Copy out exactly the lines from the one containing "What's the underlying" through the end of the records, and no pictures.

▶ Record list:

********************

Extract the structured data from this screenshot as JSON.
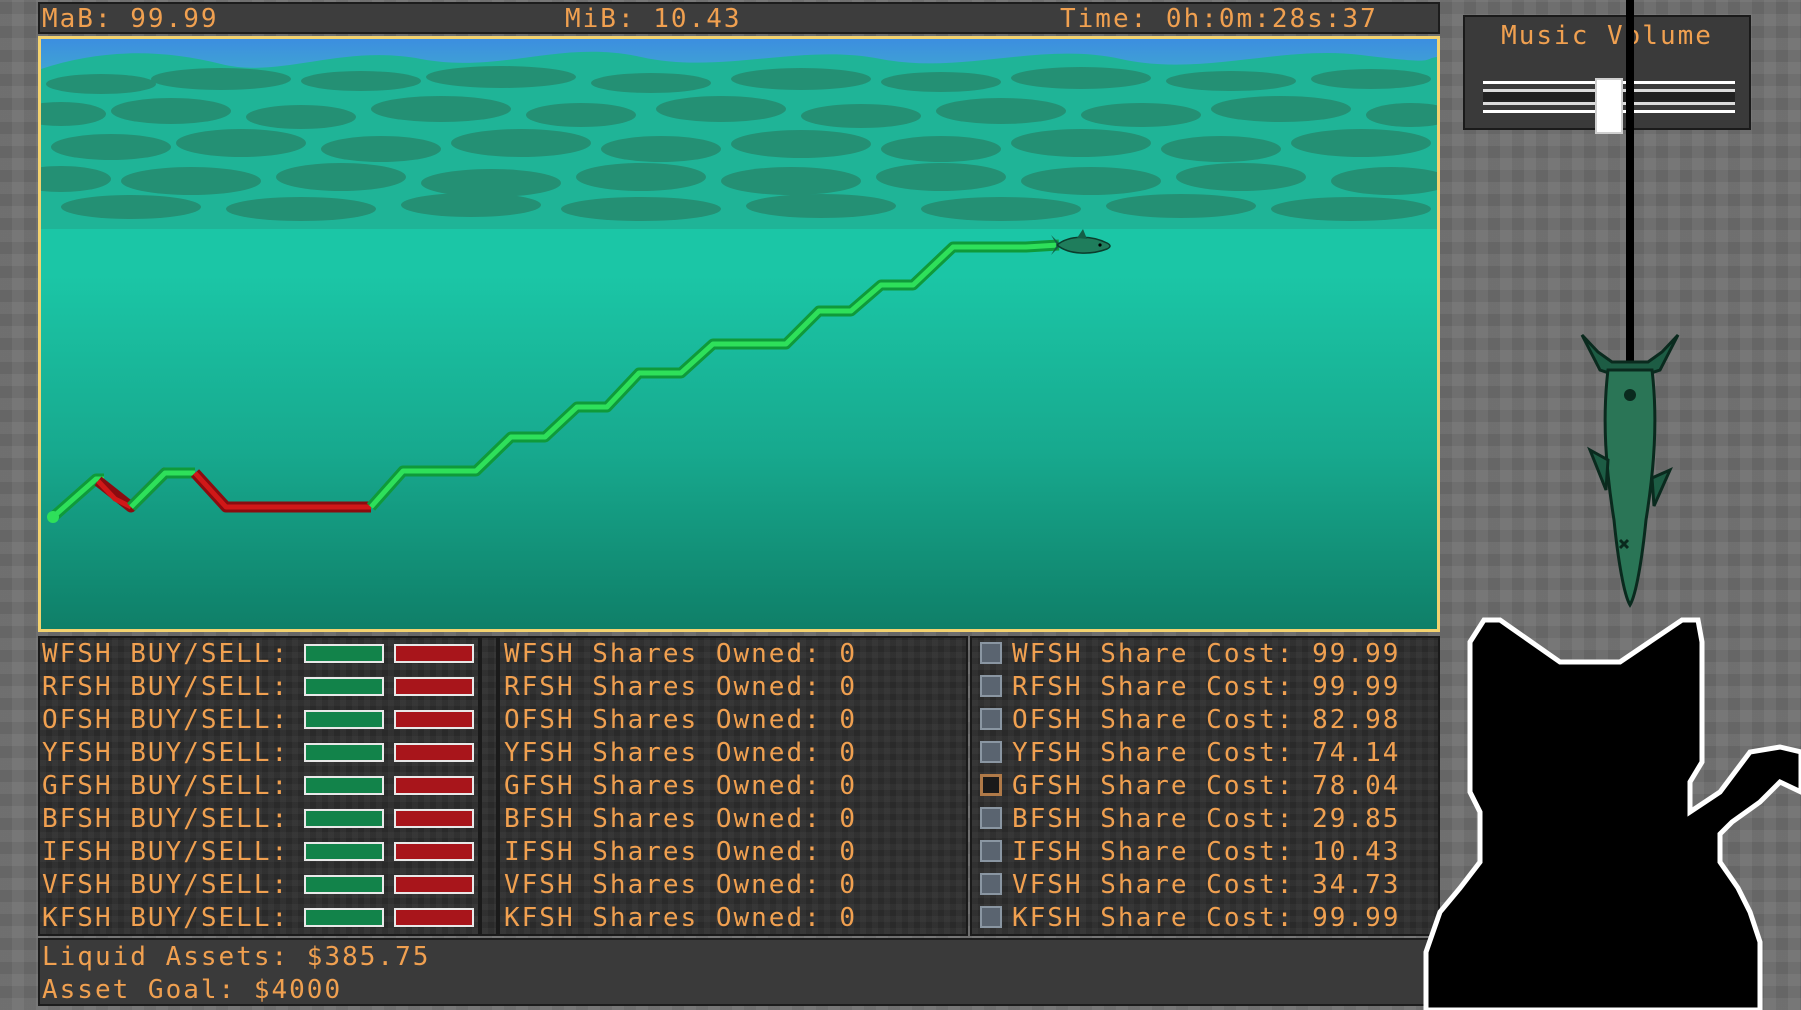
{
  "hud": {
    "mab": "MaB: 99.99",
    "mib": "MiB: 10.43",
    "time": "Time: 0h:0m:28s:37"
  },
  "music": {
    "title": "Music Volume",
    "volume_fraction": 0.5
  },
  "tickers": [
    {
      "buysell": "WFSH BUY/SELL:",
      "owned": "WFSH Shares Owned: 0",
      "cost": "WFSH Share Cost: 99.99",
      "selected": false
    },
    {
      "buysell": "RFSH BUY/SELL:",
      "owned": "RFSH Shares Owned: 0",
      "cost": "RFSH Share Cost: 99.99",
      "selected": false
    },
    {
      "buysell": "OFSH BUY/SELL:",
      "owned": "OFSH Shares Owned: 0",
      "cost": "OFSH Share Cost: 82.98",
      "selected": false
    },
    {
      "buysell": "YFSH BUY/SELL:",
      "owned": "YFSH Shares Owned: 0",
      "cost": "YFSH Share Cost: 74.14",
      "selected": false
    },
    {
      "buysell": "GFSH BUY/SELL:",
      "owned": "GFSH Shares Owned: 0",
      "cost": "GFSH Share Cost: 78.04",
      "selected": true
    },
    {
      "buysell": "BFSH BUY/SELL:",
      "owned": "BFSH Shares Owned: 0",
      "cost": "BFSH Share Cost: 29.85",
      "selected": false
    },
    {
      "buysell": "IFSH BUY/SELL:",
      "owned": "IFSH Shares Owned: 0",
      "cost": "IFSH Share Cost: 10.43",
      "selected": false
    },
    {
      "buysell": "VFSH BUY/SELL:",
      "owned": "VFSH Shares Owned: 0",
      "cost": "VFSH Share Cost: 34.73",
      "selected": false
    },
    {
      "buysell": "KFSH BUY/SELL:",
      "owned": "KFSH Shares Owned: 0",
      "cost": "KFSH Share Cost: 99.99",
      "selected": false
    }
  ],
  "assets": {
    "liquid": "Liquid Assets: $385.75",
    "goal": "Asset Goal: $4000"
  },
  "colors": {
    "accent_text": "#f0a050",
    "up_line": "#2ee05a",
    "down_line": "#d01818",
    "water": "#1cc8a8",
    "viewport_border": "#f3d270"
  },
  "icons": {
    "fish_cursor": "fish-icon",
    "hanging_fish": "hanging-fish-icon",
    "cat": "cat-silhouette"
  }
}
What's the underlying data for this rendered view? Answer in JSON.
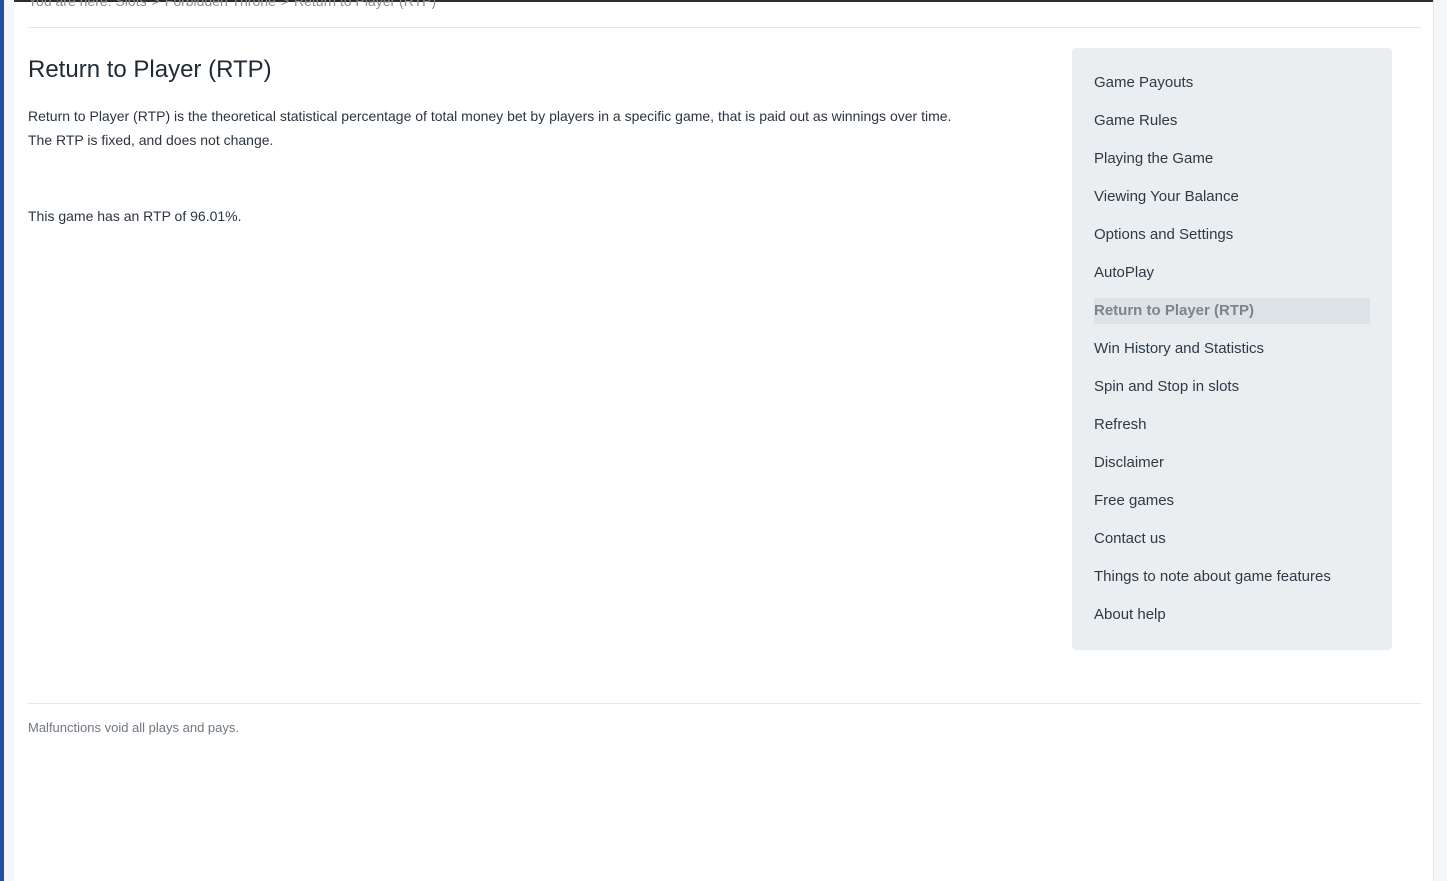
{
  "breadcrumb": {
    "prefix": "You are here:",
    "items": [
      "Slots",
      "Forbidden Throne",
      "Return to Player (RTP)"
    ],
    "separator": ">"
  },
  "content": {
    "title": "Return to Player (RTP)",
    "description": "Return to Player (RTP) is the theoretical statistical percentage of total money bet by players in a specific game, that is paid out as winnings over time. The RTP is fixed, and does not change.",
    "rtp_statement": "This game has an RTP of 96.01%."
  },
  "sidebar": {
    "items": [
      {
        "label": "Game Payouts"
      },
      {
        "label": "Game Rules"
      },
      {
        "label": "Playing the Game"
      },
      {
        "label": "Viewing Your Balance"
      },
      {
        "label": "Options and Settings"
      },
      {
        "label": "AutoPlay"
      },
      {
        "label": "Return to Player (RTP)",
        "active": true
      },
      {
        "label": "Win History and Statistics"
      },
      {
        "label": "Spin and Stop in slots"
      },
      {
        "label": "Refresh"
      },
      {
        "label": "Disclaimer"
      },
      {
        "label": "Free games"
      },
      {
        "label": "Contact us"
      },
      {
        "label": "Things to note about game features"
      },
      {
        "label": "About help"
      }
    ]
  },
  "footer": {
    "note": "Malfunctions void all plays and pays."
  },
  "colors": {
    "accent_left_edge": "#1d4fa3",
    "sidebar_bg": "#eaeef1",
    "active_item_bg": "#dde2e6"
  }
}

********************

▶ Reply:
What's the underlying data for this rendered view? Answer in JSON.
{
  "breadcrumb": {
    "prefix": "You are here:",
    "items": [
      "Slots",
      "Forbidden Throne",
      "Return to Player (RTP)"
    ],
    "separator": ">"
  },
  "content": {
    "title": "Return to Player (RTP)",
    "description": "Return to Player (RTP) is the theoretical statistical percentage of total money bet by players in a specific game, that is paid out as winnings over time. The RTP is fixed, and does not change.",
    "rtp_statement": "This game has an RTP of 96.01%."
  },
  "sidebar": {
    "items": [
      {
        "label": "Game Payouts"
      },
      {
        "label": "Game Rules"
      },
      {
        "label": "Playing the Game"
      },
      {
        "label": "Viewing Your Balance"
      },
      {
        "label": "Options and Settings"
      },
      {
        "label": "AutoPlay"
      },
      {
        "label": "Return to Player (RTP)",
        "active": true
      },
      {
        "label": "Win History and Statistics"
      },
      {
        "label": "Spin and Stop in slots"
      },
      {
        "label": "Refresh"
      },
      {
        "label": "Disclaimer"
      },
      {
        "label": "Free games"
      },
      {
        "label": "Contact us"
      },
      {
        "label": "Things to note about game features"
      },
      {
        "label": "About help"
      }
    ]
  },
  "footer": {
    "note": "Malfunctions void all plays and pays."
  },
  "colors": {
    "accent_left_edge": "#1d4fa3",
    "sidebar_bg": "#eaeef1",
    "active_item_bg": "#dde2e6"
  }
}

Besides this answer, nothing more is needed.